Herhaal woordelijk de regels van alle onderstaande items, maar laat de afbeeldingen weg uit uw antwoord.

**Annotatiegegevens visuele opmaak:**
--*--

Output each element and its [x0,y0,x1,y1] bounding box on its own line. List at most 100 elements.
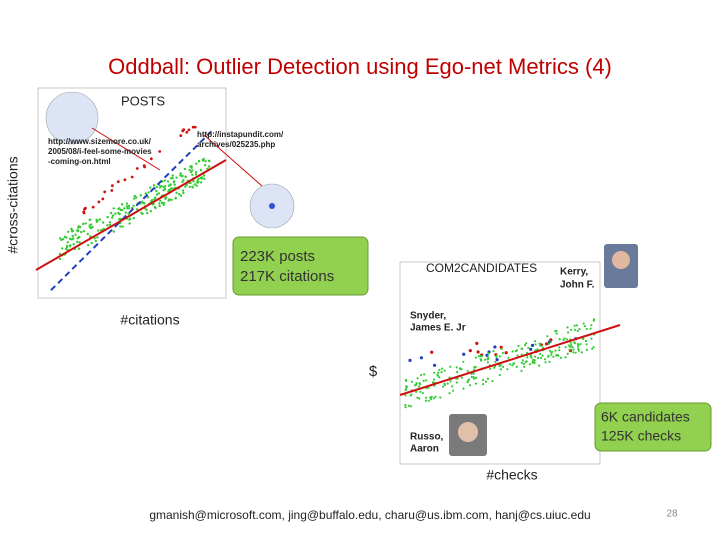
decor-point [90,241,93,245]
axis-label: #checks [486,467,537,483]
decor-point [88,226,92,229]
decor-point [191,169,194,172]
left-plot: POSTS http://www.sizemore.co.uk/ 2005/08… [5,87,369,328]
decor-point [163,179,166,182]
decor-point [410,393,413,396]
decor-point [479,358,482,361]
decor-point [568,348,571,352]
decor-point [152,184,156,187]
decor-point [80,230,83,234]
decor-point [590,324,593,327]
decor-point [195,162,198,165]
decor-point [119,208,123,212]
decor-point [484,358,487,361]
decor-point [516,354,519,357]
decor-point [520,361,523,364]
decor-point [149,210,152,213]
decor-point [184,175,187,178]
decor-point [404,394,407,397]
annotation: archives/025235.php [197,140,275,149]
decor-point [486,361,489,364]
callout-text: 217K citations [240,268,334,285]
decor-point [173,183,176,186]
decor-point [501,351,504,355]
decor-point [139,194,142,197]
decor-point [504,351,508,355]
decor-point [443,382,446,386]
decor-point [97,200,101,204]
decor-point [427,386,430,389]
decor-point [550,351,553,354]
decor-point [72,243,75,246]
decor-point [530,343,535,347]
decor-point [475,376,478,380]
decor-point [417,385,420,388]
decor-point [128,222,131,225]
decor-point [546,335,549,338]
decor-point [469,384,472,387]
decor-point [168,198,171,201]
decor-point [203,164,207,167]
decor-point [410,380,414,383]
decor-point [191,125,195,129]
decor-point [576,342,580,346]
decor-point [82,211,86,215]
decor-point [573,324,576,327]
decor-point [112,230,116,233]
decor-point [195,184,198,187]
decor-point [415,383,418,386]
decor-point [132,204,135,207]
decor-point [175,191,178,194]
decor-point [142,202,146,205]
decor-point [142,164,146,168]
decor-point [534,343,537,346]
decor-point [577,348,580,351]
decor-point [179,172,182,175]
decor-point [157,192,161,195]
decor-point [58,252,62,256]
annotation: Russo, [410,432,444,443]
decor-point [515,349,519,352]
decor-point [77,229,80,232]
annotation: 2005/08/i-feel-some-movies [48,147,152,156]
decor-point [539,357,543,360]
decor-point [570,328,573,331]
decor-point [185,130,189,134]
decor-point [181,189,185,192]
decor-point [155,193,159,196]
decor-point [130,175,134,179]
decor-point [436,374,439,377]
decor-point [208,159,211,163]
decor-point [127,204,131,208]
decor-point [162,203,165,207]
slide-title: Oddball: Outlier Detection using Ego-net… [108,54,612,79]
decor-point [127,212,130,215]
decor-point [71,234,75,238]
decor-point [531,360,535,363]
decor-point [84,206,87,210]
decor-point [162,189,165,192]
decor-point [544,342,549,346]
decor-point [548,360,551,363]
decor-point [460,376,463,379]
decor-point [94,239,98,243]
decor-point [494,360,497,363]
decor-point [577,349,581,352]
decor-point [108,221,112,224]
decor-point [526,356,529,359]
decor-point [419,356,423,360]
annotation: Aaron [410,444,439,455]
decor-point [152,203,155,206]
decor-point [418,382,421,385]
decor-point [93,237,96,240]
decor-point [430,398,433,401]
decor-point [150,199,154,202]
pointer [91,127,161,171]
decor-point [191,173,194,176]
decor-point [422,379,425,382]
decor-point [415,390,418,393]
decor-point [462,360,465,363]
decor-point [554,349,557,352]
decor-point [486,355,489,358]
decor-point [466,381,469,384]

--*--

**UITKOMST OEFENING:**
Output each element and its [x0,y0,x1,y1] bounding box on its own line. List at most 100 elements.
decor-point [90,241,93,245]
axis-label: #checks [486,467,537,483]
decor-point [88,226,92,229]
decor-point [191,169,194,172]
left-plot: POSTS http://www.sizemore.co.uk/ 2005/08… [5,87,369,328]
decor-point [163,179,166,182]
decor-point [410,393,413,396]
decor-point [479,358,482,361]
decor-point [568,348,571,352]
decor-point [152,184,156,187]
decor-point [80,230,83,234]
decor-point [590,324,593,327]
decor-point [195,162,198,165]
decor-point [119,208,123,212]
decor-point [484,358,487,361]
decor-point [516,354,519,357]
decor-point [520,361,523,364]
decor-point [149,210,152,213]
decor-point [184,175,187,178]
decor-point [404,394,407,397]
annotation: archives/025235.php [197,140,275,149]
decor-point [486,361,489,364]
callout-text: 217K citations [240,268,334,285]
decor-point [173,183,176,186]
decor-point [501,351,504,355]
decor-point [139,194,142,197]
decor-point [504,351,508,355]
decor-point [443,382,446,386]
decor-point [97,200,101,204]
decor-point [427,386,430,389]
decor-point [550,351,553,354]
decor-point [72,243,75,246]
decor-point [530,343,535,347]
decor-point [475,376,478,380]
decor-point [417,385,420,388]
decor-point [128,222,131,225]
decor-point [546,335,549,338]
decor-point [469,384,472,387]
decor-point [168,198,171,201]
decor-point [203,164,207,167]
decor-point [410,380,414,383]
decor-point [191,125,195,129]
decor-point [576,342,580,346]
decor-point [82,211,86,215]
decor-point [573,324,576,327]
decor-point [112,230,116,233]
decor-point [195,184,198,187]
decor-point [415,383,418,386]
decor-point [132,204,135,207]
decor-point [175,191,178,194]
decor-point [142,202,146,205]
decor-point [142,164,146,168]
decor-point [534,343,537,346]
decor-point [577,348,580,351]
decor-point [179,172,182,175]
decor-point [157,192,161,195]
decor-point [58,252,62,256]
annotation: Russo, [410,432,444,443]
decor-point [515,349,519,352]
decor-point [77,229,80,232]
annotation: 2005/08/i-feel-some-movies [48,147,152,156]
decor-point [539,357,543,360]
decor-point [570,328,573,331]
decor-point [185,130,189,134]
decor-point [181,189,185,192]
decor-point [155,193,159,196]
decor-point [130,175,134,179]
decor-point [436,374,439,377]
decor-point [208,159,211,163]
decor-point [127,204,131,208]
decor-point [162,203,165,207]
slide-title: Oddball: Outlier Detection using Ego-net… [108,54,612,79]
decor-point [127,212,130,215]
decor-point [71,234,75,238]
decor-point [531,360,535,363]
decor-point [84,206,87,210]
decor-point [162,189,165,192]
decor-point [544,342,549,346]
decor-point [548,360,551,363]
decor-point [460,376,463,379]
decor-point [94,239,98,243]
decor-point [494,360,497,363]
decor-point [577,349,581,352]
decor-point [108,221,112,224]
decor-point [526,356,529,359]
decor-point [419,356,423,360]
annotation: Aaron [410,444,439,455]
decor-point [152,203,155,206]
decor-point [418,382,421,385]
decor-point [93,237,96,240]
decor-point [430,398,433,401]
decor-point [150,199,154,202]
pointer [91,127,161,171]
decor-point [191,173,194,176]
decor-point [422,379,425,382]
decor-point [415,390,418,393]
decor-point [462,360,465,363]
decor-point [554,349,557,352]
decor-point [486,355,489,358]
decor-point [466,381,469,384]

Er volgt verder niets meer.